━━━ Data extract ━━━
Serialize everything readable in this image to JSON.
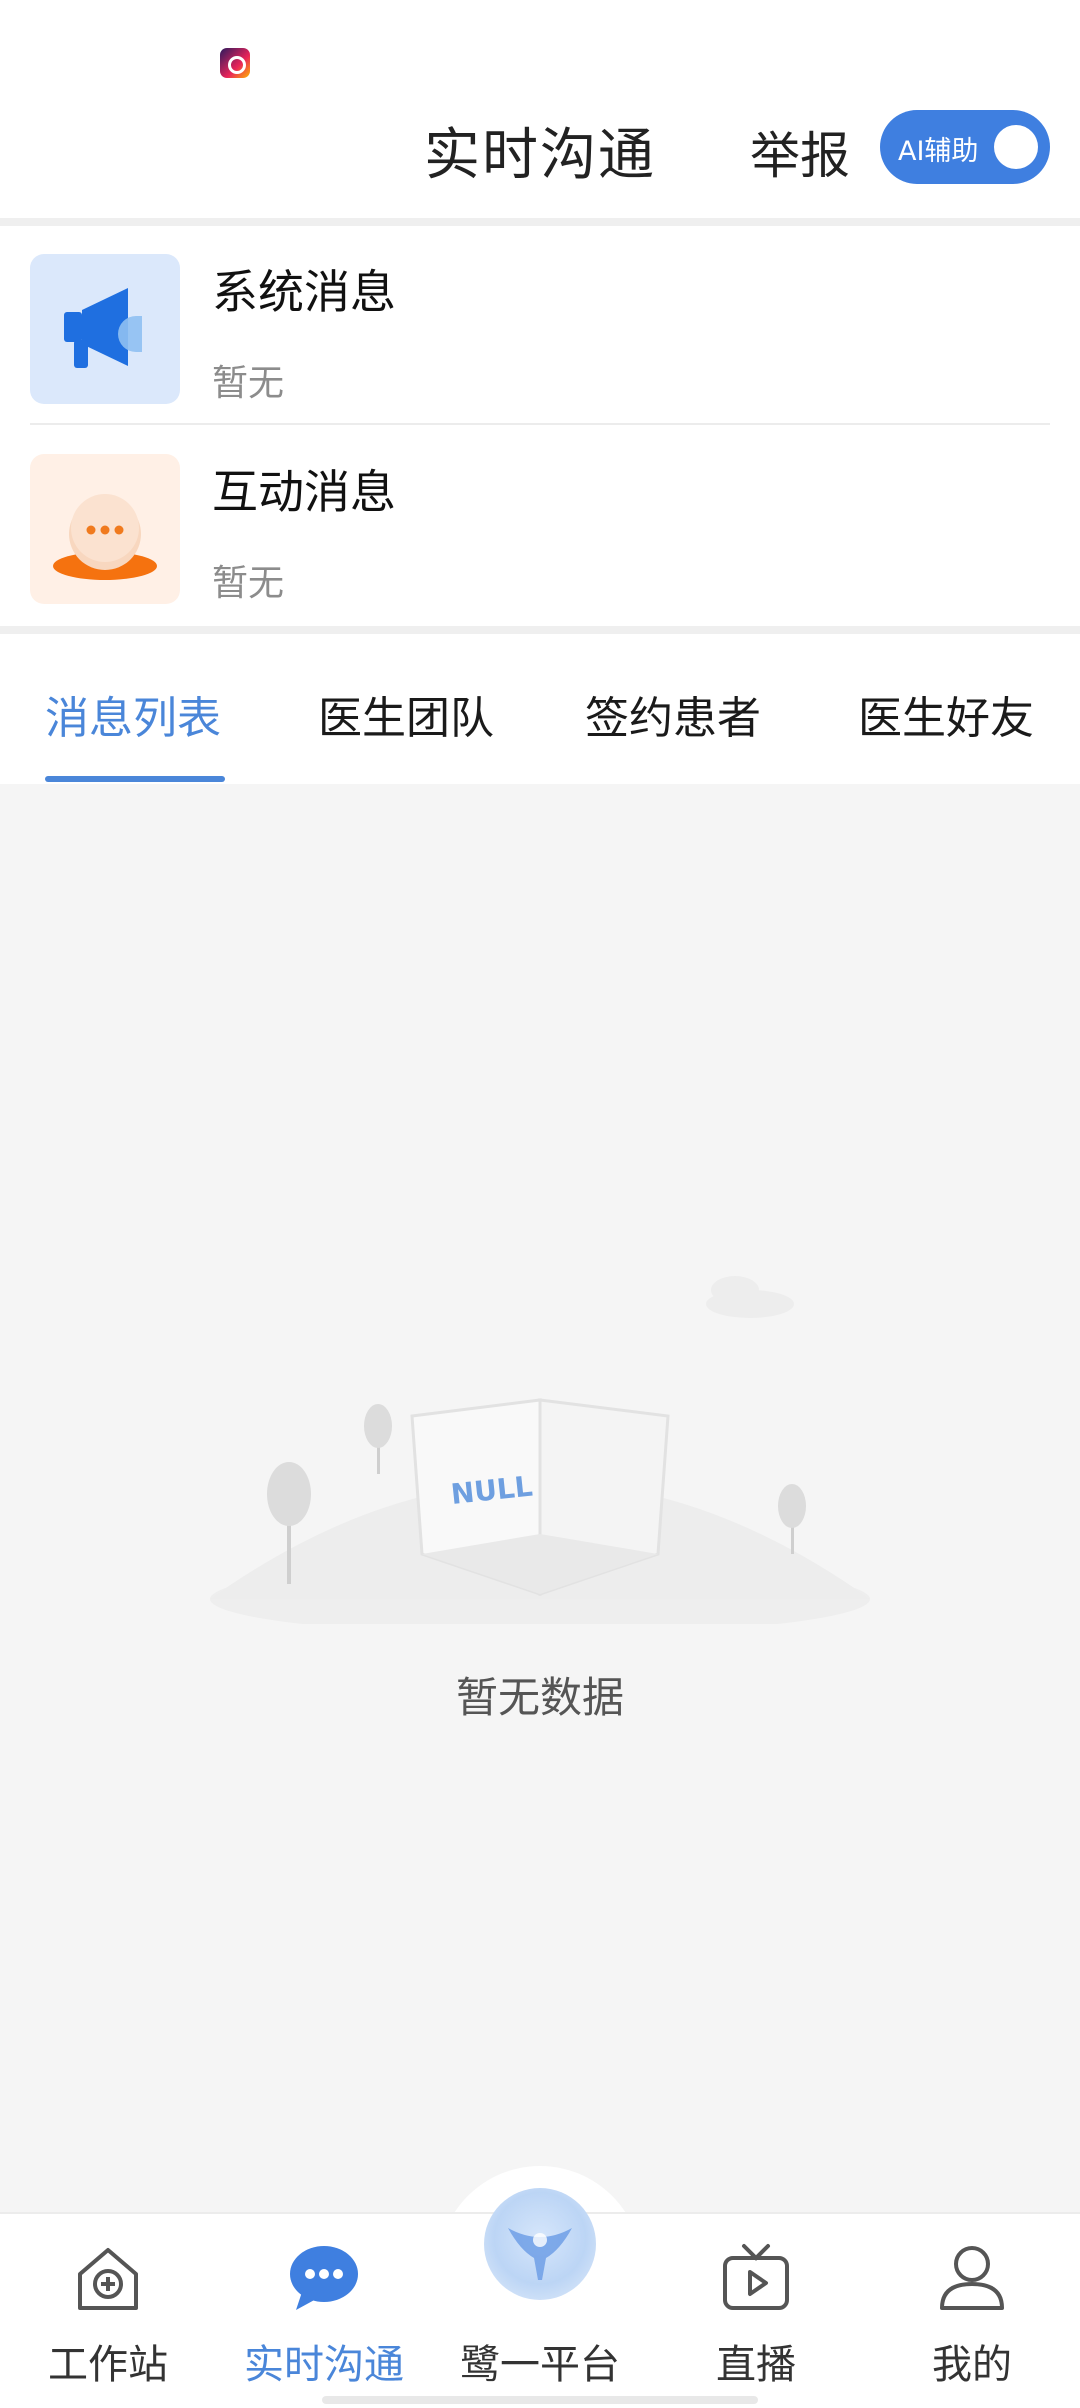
{
  "colors": {
    "accent": "#4a86d9",
    "toggle_bg": "#3f7fe0",
    "system_icon_bg": "#dbe8fb",
    "interact_icon_bg": "#fff0e6",
    "page_bg": "#f5f5f5"
  },
  "status_bar": {
    "app_icon": "notification-app-icon"
  },
  "header": {
    "title": "实时沟通",
    "report_label": "举报",
    "ai_toggle": {
      "label": "AI辅助",
      "on": true
    }
  },
  "notices": [
    {
      "title": "系统消息",
      "subtitle": "暂无",
      "icon": "megaphone-icon"
    },
    {
      "title": "互动消息",
      "subtitle": "暂无",
      "icon": "chat-bubble-icon"
    }
  ],
  "tabs": [
    {
      "label": "消息列表",
      "active": true
    },
    {
      "label": "医生团队",
      "active": false
    },
    {
      "label": "签约患者",
      "active": false
    },
    {
      "label": "医生好友",
      "active": false
    }
  ],
  "empty_state": {
    "illustration_text": "NULL",
    "text": "暂无数据"
  },
  "bottom_nav": [
    {
      "label": "工作站",
      "icon": "workstation-icon",
      "active": false
    },
    {
      "label": "实时沟通",
      "icon": "chat-icon",
      "active": true
    },
    {
      "label": "鹭一平台",
      "icon": "platform-logo-icon",
      "active": false
    },
    {
      "label": "直播",
      "icon": "live-tv-icon",
      "active": false
    },
    {
      "label": "我的",
      "icon": "profile-icon",
      "active": false
    }
  ]
}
━━━
What to produce: Repeat the records above exactly, leaving out any pictures they contain.

Response to the exercise:
Serialize everything readable in this image to JSON.
{
  "colors": {
    "accent": "#4a86d9",
    "toggle_bg": "#3f7fe0",
    "system_icon_bg": "#dbe8fb",
    "interact_icon_bg": "#fff0e6",
    "page_bg": "#f5f5f5"
  },
  "status_bar": {
    "app_icon": "notification-app-icon"
  },
  "header": {
    "title": "实时沟通",
    "report_label": "举报",
    "ai_toggle": {
      "label": "AI辅助",
      "on": true
    }
  },
  "notices": [
    {
      "title": "系统消息",
      "subtitle": "暂无",
      "icon": "megaphone-icon"
    },
    {
      "title": "互动消息",
      "subtitle": "暂无",
      "icon": "chat-bubble-icon"
    }
  ],
  "tabs": [
    {
      "label": "消息列表",
      "active": true
    },
    {
      "label": "医生团队",
      "active": false
    },
    {
      "label": "签约患者",
      "active": false
    },
    {
      "label": "医生好友",
      "active": false
    }
  ],
  "empty_state": {
    "illustration_text": "NULL",
    "text": "暂无数据"
  },
  "bottom_nav": [
    {
      "label": "工作站",
      "icon": "workstation-icon",
      "active": false
    },
    {
      "label": "实时沟通",
      "icon": "chat-icon",
      "active": true
    },
    {
      "label": "鹭一平台",
      "icon": "platform-logo-icon",
      "active": false
    },
    {
      "label": "直播",
      "icon": "live-tv-icon",
      "active": false
    },
    {
      "label": "我的",
      "icon": "profile-icon",
      "active": false
    }
  ]
}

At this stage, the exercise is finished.